### Figure dataset records
[Begin]

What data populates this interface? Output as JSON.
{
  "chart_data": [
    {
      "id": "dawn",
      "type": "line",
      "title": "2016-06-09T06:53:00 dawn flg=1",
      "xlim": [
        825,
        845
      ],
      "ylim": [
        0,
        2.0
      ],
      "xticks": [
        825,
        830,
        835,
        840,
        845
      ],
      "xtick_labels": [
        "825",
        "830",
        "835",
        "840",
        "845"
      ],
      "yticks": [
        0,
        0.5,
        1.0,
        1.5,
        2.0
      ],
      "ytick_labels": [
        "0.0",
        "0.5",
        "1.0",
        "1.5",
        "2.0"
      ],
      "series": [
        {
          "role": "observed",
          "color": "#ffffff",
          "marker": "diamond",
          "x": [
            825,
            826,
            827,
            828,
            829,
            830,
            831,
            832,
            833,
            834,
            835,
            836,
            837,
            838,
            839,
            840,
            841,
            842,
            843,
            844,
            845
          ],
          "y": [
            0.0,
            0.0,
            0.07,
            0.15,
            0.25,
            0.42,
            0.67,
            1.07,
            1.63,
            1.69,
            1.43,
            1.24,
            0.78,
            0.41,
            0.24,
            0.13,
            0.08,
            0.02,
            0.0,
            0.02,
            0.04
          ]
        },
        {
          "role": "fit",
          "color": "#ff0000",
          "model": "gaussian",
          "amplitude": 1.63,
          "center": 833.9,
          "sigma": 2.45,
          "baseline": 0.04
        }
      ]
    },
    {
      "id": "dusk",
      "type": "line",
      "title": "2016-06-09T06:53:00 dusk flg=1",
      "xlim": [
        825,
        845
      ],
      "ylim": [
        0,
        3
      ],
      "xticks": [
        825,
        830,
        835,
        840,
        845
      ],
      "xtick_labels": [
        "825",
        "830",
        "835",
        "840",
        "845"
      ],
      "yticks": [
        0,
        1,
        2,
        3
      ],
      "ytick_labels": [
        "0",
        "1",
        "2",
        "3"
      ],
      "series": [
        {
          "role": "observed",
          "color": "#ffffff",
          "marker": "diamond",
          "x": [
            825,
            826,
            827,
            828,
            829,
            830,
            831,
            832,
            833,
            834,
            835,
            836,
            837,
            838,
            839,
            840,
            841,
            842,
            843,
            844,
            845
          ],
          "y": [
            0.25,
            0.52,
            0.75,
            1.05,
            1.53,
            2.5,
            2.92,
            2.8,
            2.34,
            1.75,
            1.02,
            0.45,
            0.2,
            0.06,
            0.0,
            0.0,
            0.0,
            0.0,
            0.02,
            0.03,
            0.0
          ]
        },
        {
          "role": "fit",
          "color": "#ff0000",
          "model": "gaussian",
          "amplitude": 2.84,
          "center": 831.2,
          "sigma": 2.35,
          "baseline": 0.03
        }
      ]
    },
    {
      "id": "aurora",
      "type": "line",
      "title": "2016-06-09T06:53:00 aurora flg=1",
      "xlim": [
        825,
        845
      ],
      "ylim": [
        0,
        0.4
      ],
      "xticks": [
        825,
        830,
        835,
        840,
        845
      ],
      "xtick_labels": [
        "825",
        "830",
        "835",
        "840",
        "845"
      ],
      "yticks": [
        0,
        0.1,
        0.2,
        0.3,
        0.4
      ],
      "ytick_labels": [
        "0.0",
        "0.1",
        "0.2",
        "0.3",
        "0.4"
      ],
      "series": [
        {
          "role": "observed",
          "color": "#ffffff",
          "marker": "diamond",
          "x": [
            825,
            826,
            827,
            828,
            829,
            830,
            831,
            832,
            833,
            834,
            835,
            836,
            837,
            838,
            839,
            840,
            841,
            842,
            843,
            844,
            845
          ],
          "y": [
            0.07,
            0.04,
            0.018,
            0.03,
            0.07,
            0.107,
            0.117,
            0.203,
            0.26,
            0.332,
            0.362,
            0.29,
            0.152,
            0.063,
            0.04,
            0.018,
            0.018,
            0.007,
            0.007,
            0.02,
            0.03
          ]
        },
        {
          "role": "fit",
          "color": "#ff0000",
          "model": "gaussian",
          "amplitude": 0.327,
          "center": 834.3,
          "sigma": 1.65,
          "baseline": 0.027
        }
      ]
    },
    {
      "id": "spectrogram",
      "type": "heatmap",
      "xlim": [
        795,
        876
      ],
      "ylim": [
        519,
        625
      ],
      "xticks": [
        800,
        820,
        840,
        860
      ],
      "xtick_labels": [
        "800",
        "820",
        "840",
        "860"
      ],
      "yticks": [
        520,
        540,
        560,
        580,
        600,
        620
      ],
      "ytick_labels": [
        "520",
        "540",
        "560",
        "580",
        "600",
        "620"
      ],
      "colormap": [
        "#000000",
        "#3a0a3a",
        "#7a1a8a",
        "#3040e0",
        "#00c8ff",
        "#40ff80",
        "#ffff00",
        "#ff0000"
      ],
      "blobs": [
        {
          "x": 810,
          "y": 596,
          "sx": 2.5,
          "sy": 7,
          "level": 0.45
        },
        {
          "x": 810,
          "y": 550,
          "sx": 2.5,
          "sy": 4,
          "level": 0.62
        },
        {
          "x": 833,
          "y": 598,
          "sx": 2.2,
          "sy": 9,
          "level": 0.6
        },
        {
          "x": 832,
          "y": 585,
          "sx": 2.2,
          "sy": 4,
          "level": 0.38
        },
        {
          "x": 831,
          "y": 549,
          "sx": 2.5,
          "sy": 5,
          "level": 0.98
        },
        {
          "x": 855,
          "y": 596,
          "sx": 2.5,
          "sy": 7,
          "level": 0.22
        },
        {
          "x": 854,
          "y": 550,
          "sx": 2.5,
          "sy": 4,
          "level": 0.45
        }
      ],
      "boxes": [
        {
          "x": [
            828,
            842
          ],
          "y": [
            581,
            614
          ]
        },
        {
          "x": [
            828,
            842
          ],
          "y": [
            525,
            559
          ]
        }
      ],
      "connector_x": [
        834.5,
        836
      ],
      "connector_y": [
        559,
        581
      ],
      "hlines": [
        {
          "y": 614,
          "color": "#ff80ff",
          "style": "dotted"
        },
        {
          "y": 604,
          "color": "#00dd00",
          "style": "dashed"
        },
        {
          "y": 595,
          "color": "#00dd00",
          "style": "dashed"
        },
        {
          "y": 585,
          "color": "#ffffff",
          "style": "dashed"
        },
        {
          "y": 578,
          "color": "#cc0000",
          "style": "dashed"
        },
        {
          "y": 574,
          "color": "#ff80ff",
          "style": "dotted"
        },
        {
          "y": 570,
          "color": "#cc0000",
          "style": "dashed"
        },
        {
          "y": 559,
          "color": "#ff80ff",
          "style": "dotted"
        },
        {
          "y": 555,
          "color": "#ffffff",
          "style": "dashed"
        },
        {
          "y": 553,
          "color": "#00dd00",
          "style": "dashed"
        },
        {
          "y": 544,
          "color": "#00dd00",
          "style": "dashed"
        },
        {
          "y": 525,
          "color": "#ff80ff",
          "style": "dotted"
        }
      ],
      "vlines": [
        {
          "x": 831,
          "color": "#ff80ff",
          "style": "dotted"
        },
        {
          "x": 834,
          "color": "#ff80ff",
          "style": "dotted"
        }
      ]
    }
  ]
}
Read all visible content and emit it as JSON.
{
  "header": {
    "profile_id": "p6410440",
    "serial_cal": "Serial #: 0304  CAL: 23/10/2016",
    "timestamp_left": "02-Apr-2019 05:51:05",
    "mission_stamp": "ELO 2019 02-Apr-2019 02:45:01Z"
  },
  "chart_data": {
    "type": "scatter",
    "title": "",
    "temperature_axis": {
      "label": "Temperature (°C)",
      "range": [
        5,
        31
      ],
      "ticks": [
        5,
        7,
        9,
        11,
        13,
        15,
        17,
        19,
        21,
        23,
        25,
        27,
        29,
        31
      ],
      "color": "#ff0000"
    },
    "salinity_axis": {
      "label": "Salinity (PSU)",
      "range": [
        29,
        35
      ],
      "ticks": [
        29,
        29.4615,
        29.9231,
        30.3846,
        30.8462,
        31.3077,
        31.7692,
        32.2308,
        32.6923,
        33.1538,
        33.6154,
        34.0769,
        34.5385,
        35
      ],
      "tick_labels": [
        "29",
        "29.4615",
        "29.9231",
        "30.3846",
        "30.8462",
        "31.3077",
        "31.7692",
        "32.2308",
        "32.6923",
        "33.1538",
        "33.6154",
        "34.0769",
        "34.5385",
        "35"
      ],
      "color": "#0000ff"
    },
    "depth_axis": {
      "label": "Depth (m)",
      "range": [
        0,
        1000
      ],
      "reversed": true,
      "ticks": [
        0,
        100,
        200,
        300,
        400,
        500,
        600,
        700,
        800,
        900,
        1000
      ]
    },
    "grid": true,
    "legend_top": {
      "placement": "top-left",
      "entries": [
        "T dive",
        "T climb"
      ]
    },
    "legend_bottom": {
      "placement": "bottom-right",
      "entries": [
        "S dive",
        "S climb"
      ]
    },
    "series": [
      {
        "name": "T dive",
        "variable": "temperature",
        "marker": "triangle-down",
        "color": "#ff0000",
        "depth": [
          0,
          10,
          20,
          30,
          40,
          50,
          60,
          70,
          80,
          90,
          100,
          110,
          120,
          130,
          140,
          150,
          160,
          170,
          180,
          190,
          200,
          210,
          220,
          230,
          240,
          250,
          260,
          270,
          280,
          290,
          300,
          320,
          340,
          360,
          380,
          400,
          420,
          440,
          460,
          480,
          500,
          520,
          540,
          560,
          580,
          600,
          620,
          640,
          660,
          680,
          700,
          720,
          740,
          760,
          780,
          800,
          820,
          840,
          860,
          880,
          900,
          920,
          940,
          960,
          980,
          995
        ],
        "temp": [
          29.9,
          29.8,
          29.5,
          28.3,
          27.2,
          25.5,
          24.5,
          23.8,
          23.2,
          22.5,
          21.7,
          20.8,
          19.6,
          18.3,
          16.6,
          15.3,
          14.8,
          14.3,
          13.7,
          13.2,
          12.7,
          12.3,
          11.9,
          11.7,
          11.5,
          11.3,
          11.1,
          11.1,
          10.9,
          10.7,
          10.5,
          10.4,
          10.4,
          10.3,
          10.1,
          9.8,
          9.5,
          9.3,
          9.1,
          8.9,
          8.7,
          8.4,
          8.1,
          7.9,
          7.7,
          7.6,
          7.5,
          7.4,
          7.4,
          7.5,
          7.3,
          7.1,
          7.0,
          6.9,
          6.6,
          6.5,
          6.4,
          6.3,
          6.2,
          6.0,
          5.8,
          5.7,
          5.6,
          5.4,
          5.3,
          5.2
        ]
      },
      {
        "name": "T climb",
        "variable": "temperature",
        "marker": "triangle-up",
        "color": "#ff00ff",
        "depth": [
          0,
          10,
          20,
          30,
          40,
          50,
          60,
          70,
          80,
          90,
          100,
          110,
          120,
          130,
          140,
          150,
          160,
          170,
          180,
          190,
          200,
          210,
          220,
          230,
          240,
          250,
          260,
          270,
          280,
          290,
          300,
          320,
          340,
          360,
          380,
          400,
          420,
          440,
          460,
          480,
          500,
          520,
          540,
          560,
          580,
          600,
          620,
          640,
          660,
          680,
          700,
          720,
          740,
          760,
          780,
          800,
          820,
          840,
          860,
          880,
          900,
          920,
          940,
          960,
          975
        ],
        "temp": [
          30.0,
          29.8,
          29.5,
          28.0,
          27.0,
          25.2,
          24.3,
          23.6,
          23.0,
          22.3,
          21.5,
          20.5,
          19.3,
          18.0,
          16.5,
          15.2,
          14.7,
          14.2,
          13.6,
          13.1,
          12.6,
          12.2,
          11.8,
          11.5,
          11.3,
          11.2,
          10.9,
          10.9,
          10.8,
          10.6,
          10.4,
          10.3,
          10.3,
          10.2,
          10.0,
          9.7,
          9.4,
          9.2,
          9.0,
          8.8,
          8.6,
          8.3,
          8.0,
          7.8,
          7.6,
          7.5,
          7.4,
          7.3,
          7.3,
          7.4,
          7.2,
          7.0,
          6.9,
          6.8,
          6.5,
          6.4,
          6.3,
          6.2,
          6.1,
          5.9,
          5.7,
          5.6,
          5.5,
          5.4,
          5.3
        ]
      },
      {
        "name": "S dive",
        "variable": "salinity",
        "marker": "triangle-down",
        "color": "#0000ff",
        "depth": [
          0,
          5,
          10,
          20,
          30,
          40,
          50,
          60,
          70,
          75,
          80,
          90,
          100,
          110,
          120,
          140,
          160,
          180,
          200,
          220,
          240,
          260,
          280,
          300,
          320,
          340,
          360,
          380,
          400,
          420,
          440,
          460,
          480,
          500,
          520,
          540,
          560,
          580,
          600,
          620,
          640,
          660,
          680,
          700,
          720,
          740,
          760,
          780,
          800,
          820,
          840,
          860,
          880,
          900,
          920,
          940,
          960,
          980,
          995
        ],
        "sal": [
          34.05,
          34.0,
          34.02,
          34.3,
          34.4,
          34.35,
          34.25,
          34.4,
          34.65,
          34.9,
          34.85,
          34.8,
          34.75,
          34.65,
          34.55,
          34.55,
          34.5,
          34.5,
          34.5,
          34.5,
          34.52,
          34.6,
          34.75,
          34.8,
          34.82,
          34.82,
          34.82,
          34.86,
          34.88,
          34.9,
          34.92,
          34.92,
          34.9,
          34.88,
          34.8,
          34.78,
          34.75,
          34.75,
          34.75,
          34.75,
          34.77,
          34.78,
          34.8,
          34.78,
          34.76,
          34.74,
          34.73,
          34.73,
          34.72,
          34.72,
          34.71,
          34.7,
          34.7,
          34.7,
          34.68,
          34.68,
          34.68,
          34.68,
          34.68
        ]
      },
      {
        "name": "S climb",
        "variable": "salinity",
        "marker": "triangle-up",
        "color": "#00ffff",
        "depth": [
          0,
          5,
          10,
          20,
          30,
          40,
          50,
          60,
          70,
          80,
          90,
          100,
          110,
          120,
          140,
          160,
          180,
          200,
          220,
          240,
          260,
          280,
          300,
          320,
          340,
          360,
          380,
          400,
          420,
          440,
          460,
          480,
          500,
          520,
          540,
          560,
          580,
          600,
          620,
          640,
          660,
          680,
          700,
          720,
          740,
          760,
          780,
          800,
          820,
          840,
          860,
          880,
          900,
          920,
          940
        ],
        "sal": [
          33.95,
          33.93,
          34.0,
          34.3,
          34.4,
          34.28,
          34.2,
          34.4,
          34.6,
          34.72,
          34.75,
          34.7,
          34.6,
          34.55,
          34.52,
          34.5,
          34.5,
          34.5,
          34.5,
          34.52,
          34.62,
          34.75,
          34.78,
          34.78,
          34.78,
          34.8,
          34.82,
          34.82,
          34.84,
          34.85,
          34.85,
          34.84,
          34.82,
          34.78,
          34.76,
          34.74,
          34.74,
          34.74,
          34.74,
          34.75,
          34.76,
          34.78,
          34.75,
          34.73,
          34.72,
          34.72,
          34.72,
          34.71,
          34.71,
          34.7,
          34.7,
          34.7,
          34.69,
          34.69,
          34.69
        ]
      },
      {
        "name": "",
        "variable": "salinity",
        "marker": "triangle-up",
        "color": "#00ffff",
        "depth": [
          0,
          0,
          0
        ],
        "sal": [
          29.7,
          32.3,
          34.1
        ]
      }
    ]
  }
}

[End]

Show the lines of the material that contain the word "aurora".

### FULL RESPONSE
      "id": "aurora",
      "title": "2016-06-09T06:53:00 aurora flg=1",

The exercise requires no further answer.